• Task to complete: Give every line of the data again, unchanged, but with no pictures.
## Begin Material
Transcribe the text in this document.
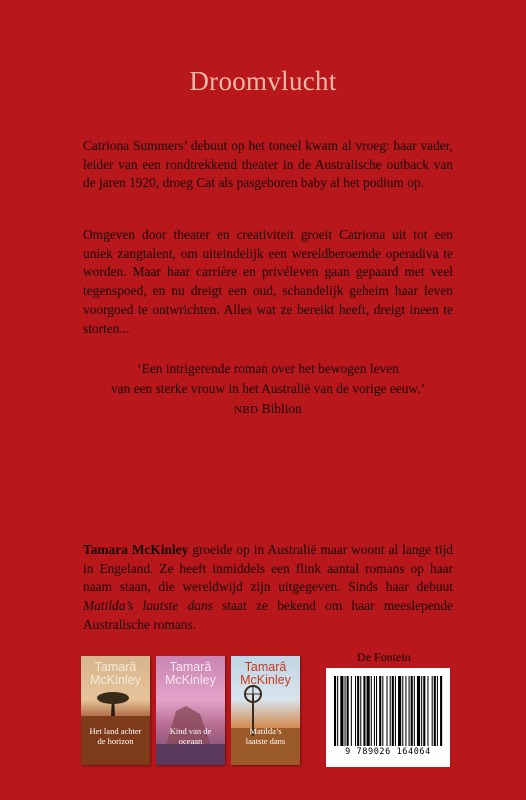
Droomvlucht
Catriona Summers’ debuut op het toneel kwam al vroeg: haar vader, leider van een rondtrekkend theater in de Australische outback van de jaren 1920, droeg Cat als pasgeboren baby al het podium op.
Omgeven door theater en creativiteit groeit Catriona uit tot een uniek zangtalent, om uiteindelijk een wereldberoemde operadiva te worden. Maar haar carrière en privéleven gaan gepaard met veel tegenspoed, en nu dreigt een oud, schandelijk geheim haar leven voorgoed te ontwrichten. Alles wat ze bereikt heeft, dreigt ineen te storten...
‘Een intrigerende roman over het bewogen leven
van een sterke vrouw in het Australië van de vorige eeuw.’
NBD Biblion
Tamara McKinley groeide op in Australië maar woont al lange tijd in Engeland. Ze heeft inmiddels een flink aantal romans op haar naam staan, die wereldwijd zijn uitgegeven. Sinds haar debuut Matilda’s laatste dans staat ze bekend om haar meeslepende Australische romans.
Tamarâ
McKinley
Het land achter
de horizon
Tamarâ
McKinley
Kind van de
oceaan
Tamarâ
McKinley
Matilda’s
laatste dans
De Fontein
9 789026 164064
## End Material
• Correct response:
Transcribe the text in this document.
Droomvlucht
Catriona Summers’ debuut op het toneel kwam al vroeg: haar vader, leider van een rondtrekkend theater in de Australische outback van de jaren 1920, droeg Cat als pasgeboren baby al het podium op.
Omgeven door theater en creativiteit groeit Catriona uit tot een uniek zangtalent, om uiteindelijk een wereldberoemde operadiva te worden. Maar haar carrière en privéleven gaan gepaard met veel tegenspoed, en nu dreigt een oud, schandelijk geheim haar leven voorgoed te ontwrichten. Alles wat ze bereikt heeft, dreigt ineen te storten...
‘Een intrigerende roman over het bewogen leven
van een sterke vrouw in het Australië van de vorige eeuw.’
NBD Biblion
Tamara McKinley groeide op in Australië maar woont al lange tijd in Engeland. Ze heeft inmiddels een flink aantal romans op haar naam staan, die wereldwijd zijn uitgegeven. Sinds haar debuut Matilda’s laatste dans staat ze bekend om haar meeslepende Australische romans.
Tamarâ
McKinley
Het land achter
de horizon
Tamarâ
McKinley
Kind van de
oceaan
Tamarâ
McKinley
Matilda’s
laatste dans
De Fontein
9 789026 164064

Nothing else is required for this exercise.